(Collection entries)
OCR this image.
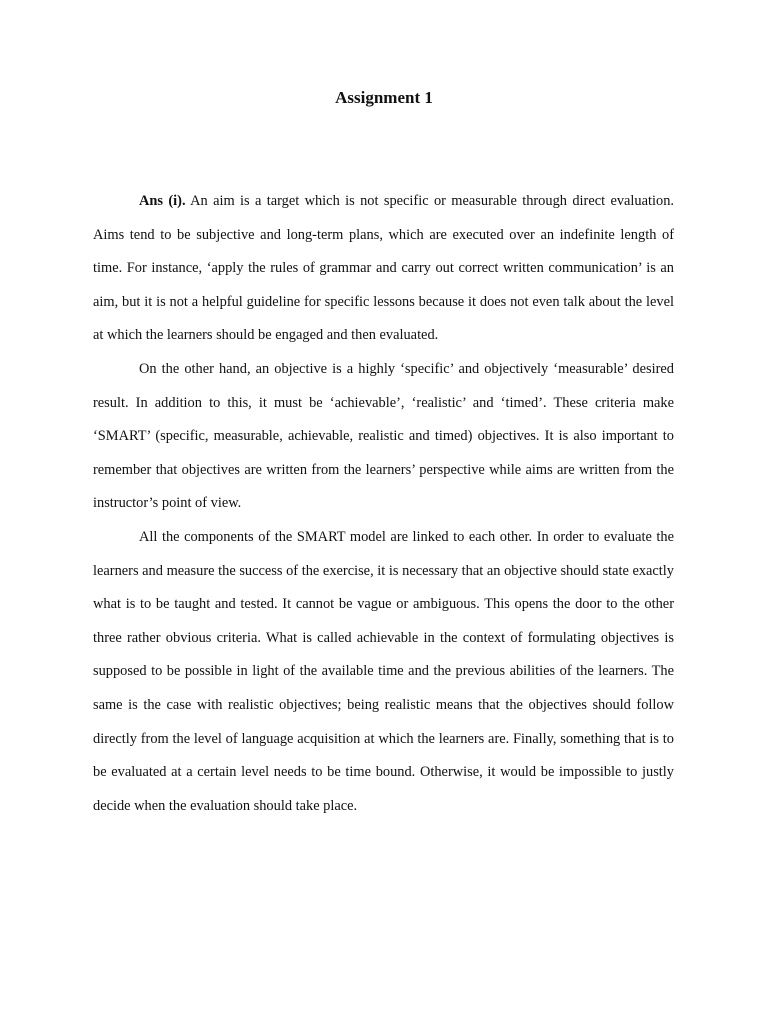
Assignment 1

Ans (i). An aim is a target which is not specific or measurable through direct evaluation. Aims tend to be subjective and long-term plans, which are executed over an indefinite length of time. For instance, ‘apply the rules of grammar and carry out correct written communication’ is an aim, but it is not a helpful guideline for specific lessons because it does not even talk about the level at which the learners should be engaged and then evaluated.

On the other hand, an objective is a highly ‘specific’ and objectively ‘measurable’ desired result. In addition to this, it must be ‘achievable’, ‘realistic’ and ‘timed’. These criteria make ‘SMART’ (specific, measurable, achievable, realistic and timed) objectives. It is also important to remember that objectives are written from the learners’ perspective while aims are written from the instructor’s point of view.

All the components of the SMART model are linked to each other. In order to evaluate the learners and measure the success of the exercise, it is necessary that an objective should state exactly what is to be taught and tested. It cannot be vague or ambiguous. This opens the door to the other three rather obvious criteria. What is called achievable in the context of formulating objectives is supposed to be possible in light of the available time and the previous abilities of the learners. The same is the case with realistic objectives; being realistic means that the objectives should follow directly from the level of language acquisition at which the learners are. Finally, something that is to be evaluated at a certain level needs to be time bound. Otherwise, it would be impossible to justly decide when the evaluation should take place.
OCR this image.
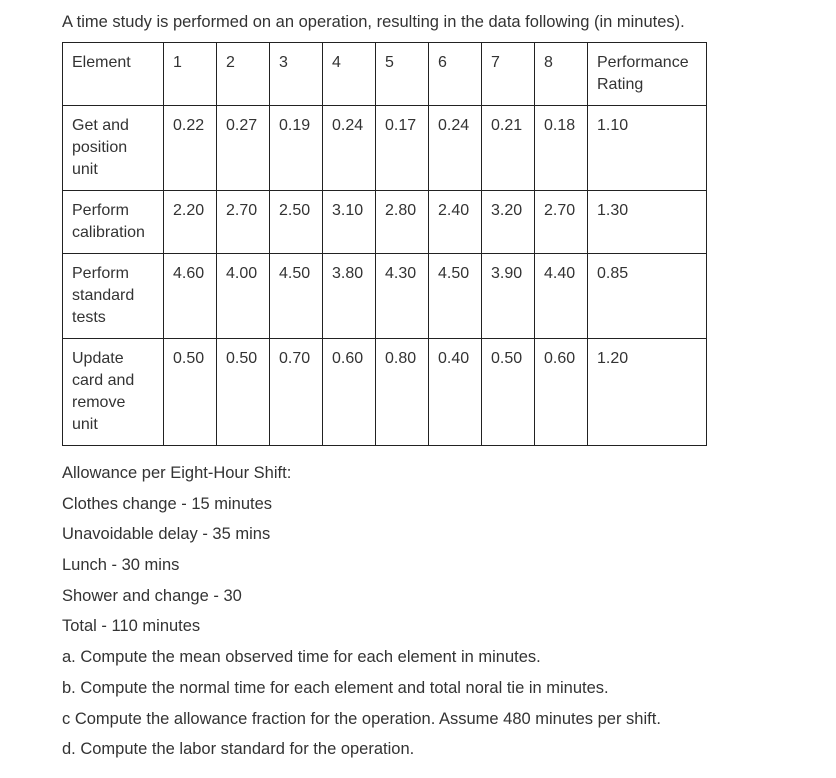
A time study is performed on an operation, resulting in the data following (in minutes).

Element	1	2	3	4	5	6	7	8	Performance Rating
Get and position unit	0.22	0.27	0.19	0.24	0.17	0.24	0.21	0.18	1.10
Perform calibration	2.20	2.70	2.50	3.10	2.80	2.40	3.20	2.70	1.30
Perform standard tests	4.60	4.00	4.50	3.80	4.30	4.50	3.90	4.40	0.85
Update card and remove unit	0.50	0.50	0.70	0.60	0.80	0.40	0.50	0.60	1.20

Allowance per Eight-Hour Shift:

Clothes change - 15 minutes

Unavoidable delay - 35 mins

Lunch - 30 mins

Shower and change - 30

Total - 110 minutes

a. Compute the mean observed time for each element in minutes.

b. Compute the normal time for each element and total noral tie in minutes.

c Compute the allowance fraction for the operation. Assume 480 minutes per shift.

d. Compute the labor standard for the operation.
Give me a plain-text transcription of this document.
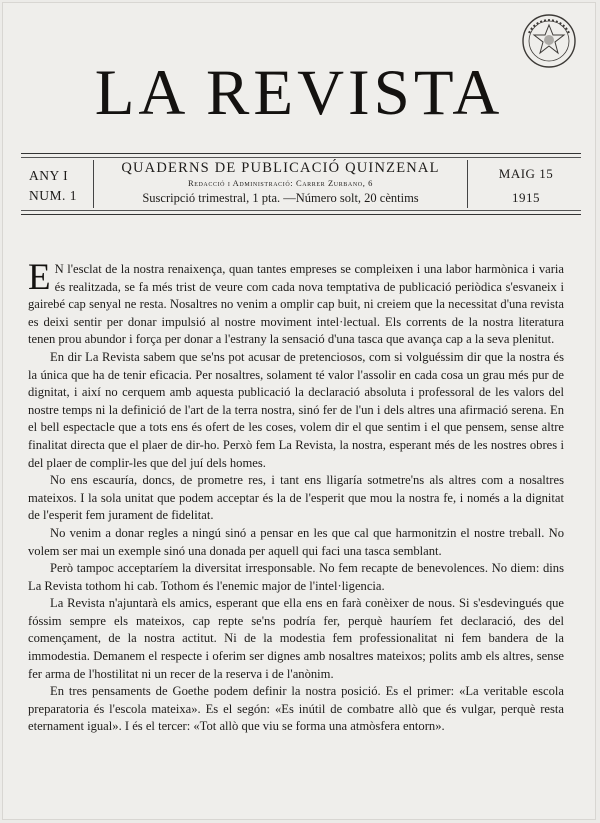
LA REVISTA
ANY I
NUM. 1
QUADERNS DE PUBLICACIÓ QUINZENAL
Redacció i Administració: Carrer Zurbano, 6
Suscripció trimestral, 1 pta. —Número solt, 20 cèntims
MAIG 15
1915

E N l'esclat de la nostra renaixença, quan tantes empreses se compleixen i una labor harmònica i varia és realitzada, se fa més trist de veure com cada nova temptativa de publicació periòdica s'esvaneix i gairebé cap senyal ne resta. Nosaltres no venim a omplir cap buit, ni creiem que la necessitat d'una revista es deixi sentir per donar impulsió al nostre moviment intel·lectual. Els corrents de la nostra literatura tenen prou abundor i força per donar a l'estrany la sensació d'una tasca que avança cap a la seva plenitut.

En dir La Revista sabem que se'ns pot acusar de pretenciosos, com si volguéssim dir que la nostra és la única que ha de tenir eficacia. Per nosaltres, solament té valor l'assolir en cada cosa un grau més pur de dignitat, i així no cerquem amb aquesta publicació la declaració absoluta i professoral de les valors del nostre temps ni la definició de l'art de la terra nostra, sinó fer de l'un i dels altres una afirmació serena. En el bell espectacle que a tots ens és ofert de les coses, volem dir el que sentim i el que pensem, sense altre finalitat directa que el plaer de dir-ho. Perxò fem La Revista, la nostra, esperant més de les nostres obres i del plaer de complir-les que del juí dels homes.

No ens escauría, doncs, de prometre res, i tant ens lligaría sotmetre'ns als altres com a nosaltres mateixos. I la sola unitat que podem acceptar és la de l'esperit que mou la nostra fe, i només a la dignitat de l'esperit fem jurament de fidelitat.

No venim a donar regles a ningú sinó a pensar en les que cal que harmonitzin el nostre treball. No volem ser mai un exemple sinó una donada per aquell qui faci una tasca semblant.

Però tampoc acceptaríem la diversitat irresponsable. No fem recapte de benevolences. No diem: dins La Revista tothom hi cab. Tothom és l'enemic major de l'intel·ligencia.

La Revista n'ajuntarà els amics, esperant que ella ens en farà conèixer de nous. Si s'esdevingués que fóssim sempre els mateixos, cap repte se'ns podría fer, perquè hauríem fet declaració, des del començament, de la nostra actitut. Ni de la modestia fem professionalitat ni fem bandera de la immodestia. Demanem el respecte i oferim ser dignes amb nosaltres mateixos; polits amb els altres, sense fer arma de l'hostilitat ni un recer de la reserva i de l'anònim.

En tres pensaments de Goethe podem definir la nostra posició. Es el primer: «La veritable escola preparatoria és l'escola mateixa». Es el segón: «Es inútil de combatre allò que és vulgar, perquè resta eternament igual». I és el tercer: «Tot allò que viu se forma una atmòsfera entorn».
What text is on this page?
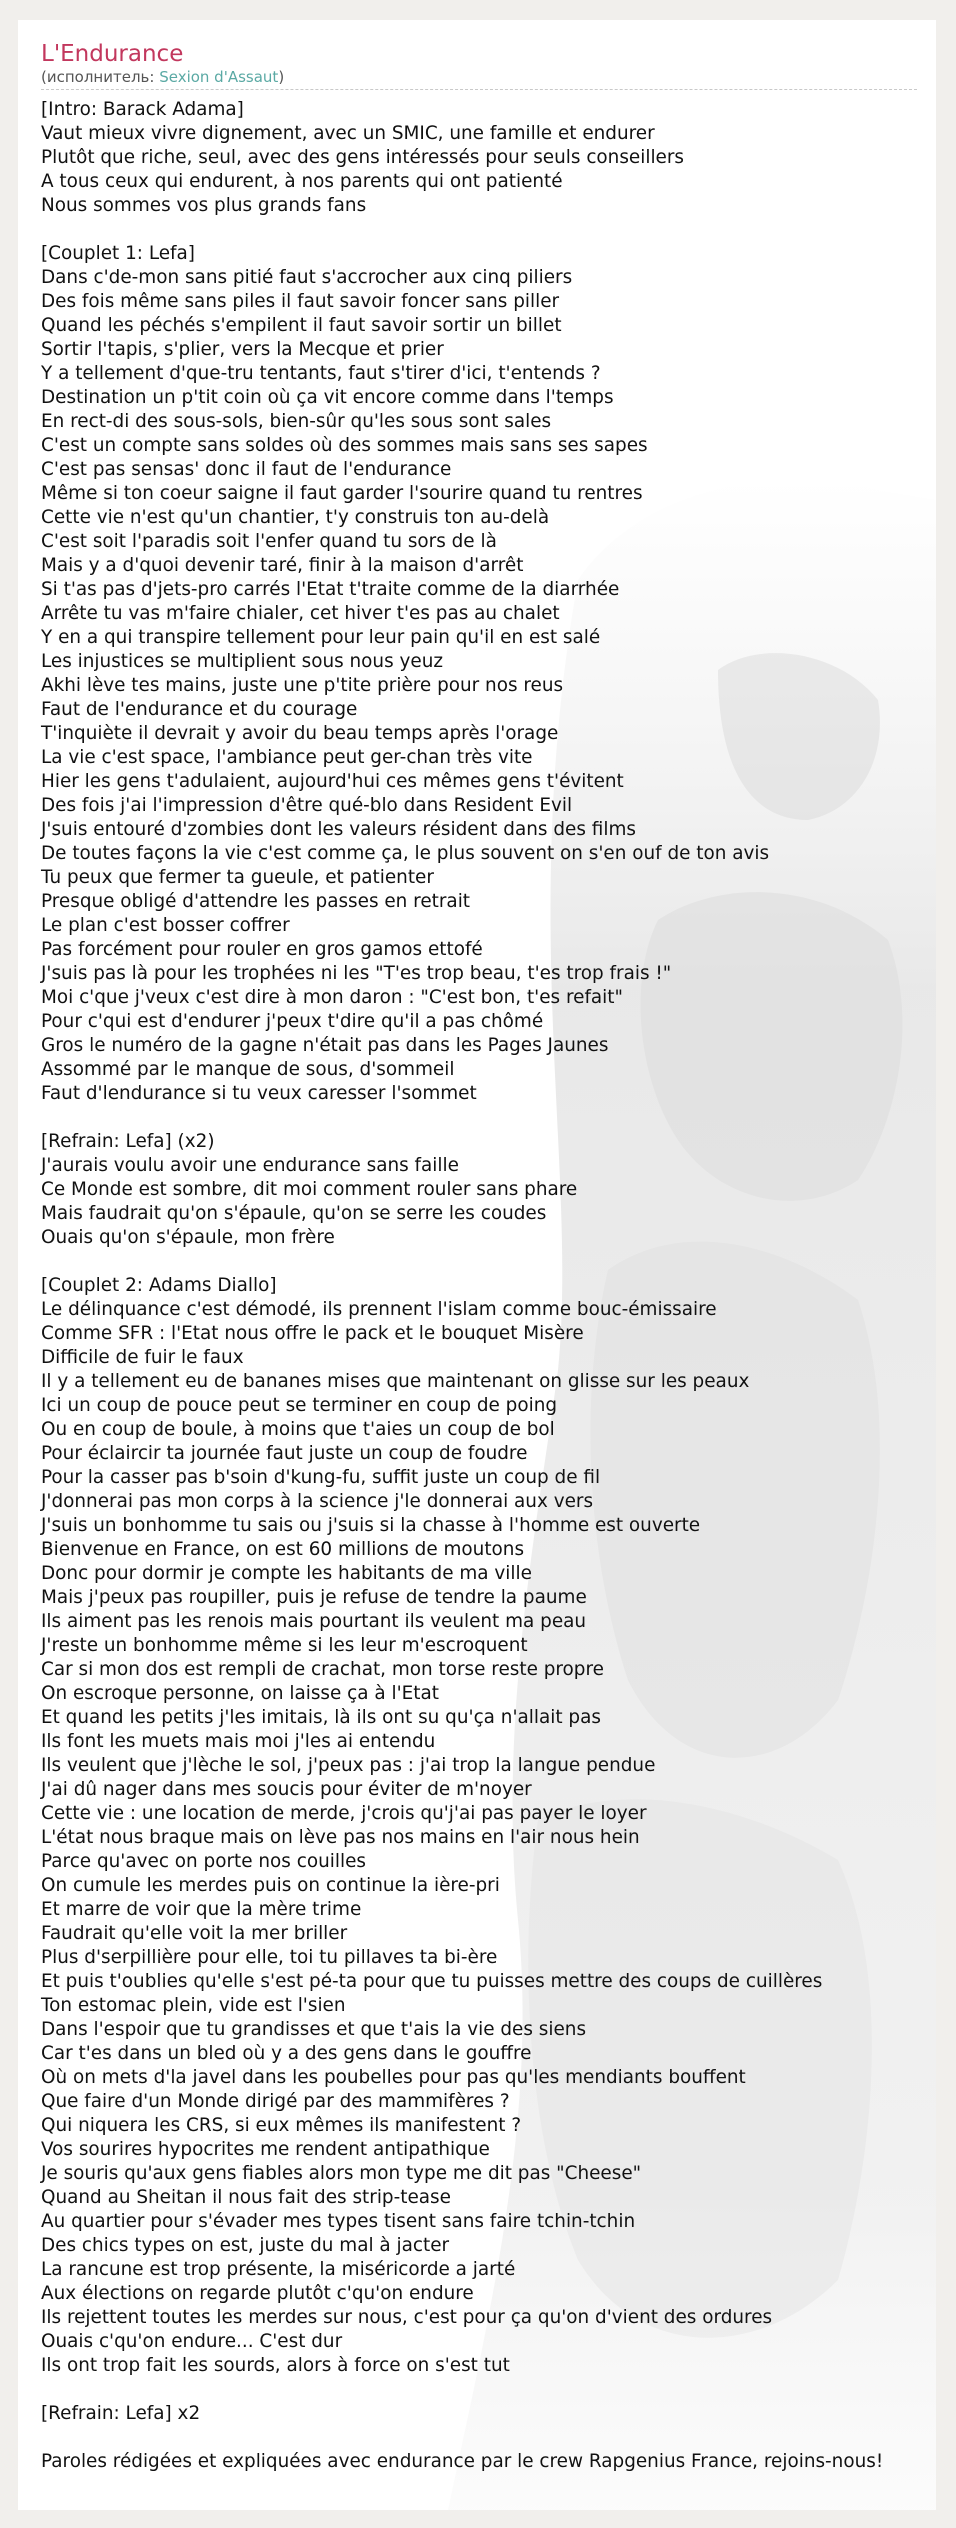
L'Endurance
(исполнитель: Sexion d'Assaut)
[Intro: Barack Adama]
Vaut mieux vivre dignement, avec un SMIC, une famille et endurer
Plutôt que riche, seul, avec des gens intéressés pour seuls conseillers
A tous ceux qui endurent, à nos parents qui ont patienté
Nous sommes vos plus grands fans
[Couplet 1: Lefa]
Dans c'de-mon sans pitié faut s'accrocher aux cinq piliers
Des fois même sans piles il faut savoir foncer sans piller
Quand les péchés s'empilent il faut savoir sortir un billet
Sortir l'tapis, s'plier, vers la Mecque et prier
Y a tellement d'que-tru tentants, faut s'tirer d'ici, t'entends ?
Destination un p'tit coin où ça vit encore comme dans l'temps
En rect-di des sous-sols, bien-sûr qu'les sous sont sales
C'est un compte sans soldes où des sommes mais sans ses sapes
C'est pas sensas' donc il faut de l'endurance
Même si ton coeur saigne il faut garder l'sourire quand tu rentres
Cette vie n'est qu'un chantier, t'y construis ton au-delà
C'est soit l'paradis soit l'enfer quand tu sors de là
Mais y a d'quoi devenir taré, finir à la maison d'arrêt
Si t'as pas d'jets-pro carrés l'Etat t'traite comme de la diarrhée
Arrête tu vas m'faire chialer, cet hiver t'es pas au chalet
Y en a qui transpire tellement pour leur pain qu'il en est salé
Les injustices se multiplient sous nous yeuz
Akhi lève tes mains, juste une p'tite prière pour nos reus
Faut de l'endurance et du courage
T'inquiète il devrait y avoir du beau temps après l'orage
La vie c'est space, l'ambiance peut ger-chan très vite
Hier les gens t'adulaient, aujourd'hui ces mêmes gens t'évitent
Des fois j'ai l'impression d'être qué-blo dans Resident Evil
J'suis entouré d'zombies dont les valeurs résident dans des films
De toutes façons la vie c'est comme ça, le plus souvent on s'en ouf de ton avis
Tu peux que fermer ta gueule, et patienter
Presque obligé d'attendre les passes en retrait
Le plan c'est bosser coffrer
Pas forcément pour rouler en gros gamos ettofé
J'suis pas là pour les trophées ni les "T'es trop beau, t'es trop frais !"
Moi c'que j'veux c'est dire à mon daron : "C'est bon, t'es refait"
Pour c'qui est d'endurer j'peux t'dire qu'il a pas chômé
Gros le numéro de la gagne n'était pas dans les Pages Jaunes
Assommé par le manque de sous, d'sommeil
Faut d'lendurance si tu veux caresser l'sommet
[Refrain: Lefa] (x2)
J'aurais voulu avoir une endurance sans faille
Ce Monde est sombre, dit moi comment rouler sans phare
Mais faudrait qu'on s'épaule, qu'on se serre les coudes
Ouais qu'on s'épaule, mon frère
[Couplet 2: Adams Diallo]
Le délinquance c'est démodé, ils prennent l'islam comme bouc-émissaire
Comme SFR : l'Etat nous offre le pack et le bouquet Misère
Difficile de fuir le faux
Il y a tellement eu de bananes mises que maintenant on glisse sur les peaux
Ici un coup de pouce peut se terminer en coup de poing
Ou en coup de boule, à moins que t'aies un coup de bol
Pour éclaircir ta journée faut juste un coup de foudre
Pour la casser pas b'soin d'kung-fu, suffit juste un coup de fil
J'donnerai pas mon corps à la science j'le donnerai aux vers
J'suis un bonhomme tu sais ou j'suis si la chasse à l'homme est ouverte
Bienvenue en France, on est 60 millions de moutons
Donc pour dormir je compte les habitants de ma ville
Mais j'peux pas roupiller, puis je refuse de tendre la paume
Ils aiment pas les renois mais pourtant ils veulent ma peau
J'reste un bonhomme même si les leur m'escroquent
Car si mon dos est rempli de crachat, mon torse reste propre
On escroque personne, on laisse ça à l'Etat
Et quand les petits j'les imitais, là ils ont su qu'ça n'allait pas
Ils font les muets mais moi j'les ai entendu
Ils veulent que j'lèche le sol, j'peux pas : j'ai trop la langue pendue
J'ai dû nager dans mes soucis pour éviter de m'noyer
Cette vie : une location de merde, j'crois qu'j'ai pas payer le loyer
L'état nous braque mais on lève pas nos mains en l'air nous hein
Parce qu'avec on porte nos couilles
On cumule les merdes puis on continue la ière-pri
Et marre de voir que la mère trime
Faudrait qu'elle voit la mer briller
Plus d'serpillière pour elle, toi tu pillaves ta bi-ère
Et puis t'oublies qu'elle s'est pé-ta pour que tu puisses mettre des coups de cuillères
Ton estomac plein, vide est l'sien
Dans l'espoir que tu grandisses et que t'ais la vie des siens
Car t'es dans un bled où y a des gens dans le gouffre
Où on mets d'la javel dans les poubelles pour pas qu'les mendiants bouffent
Que faire d'un Monde dirigé par des mammifères ?
Qui niquera les CRS, si eux mêmes ils manifestent ?
Vos sourires hypocrites me rendent antipathique
Je souris qu'aux gens fiables alors mon type me dit pas "Cheese"
Quand au Sheitan il nous fait des strip-tease
Au quartier pour s'évader mes types tisent sans faire tchin-tchin
Des chics types on est, juste du mal à jacter
La rancune est trop présente, la miséricorde a jarté
Aux élections on regarde plutôt c'qu'on endure
Ils rejettent toutes les merdes sur nous, c'est pour ça qu'on d'vient des ordures
Ouais c'qu'on endure... C'est dur
Ils ont trop fait les sourds, alors à force on s'est tut
[Refrain: Lefa] x2
Paroles rédigées et expliquées avec endurance par le crew Rapgenius France, rejoins-nous!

• _GIVEN TASK_: Gather each line that holds "beau".

• _EXPECTED OUTPUT_:
T'inquiète il devrait y avoir du beau temps après l'orage
J'suis pas là pour les trophées ni les "T'es trop beau, t'es trop frais !"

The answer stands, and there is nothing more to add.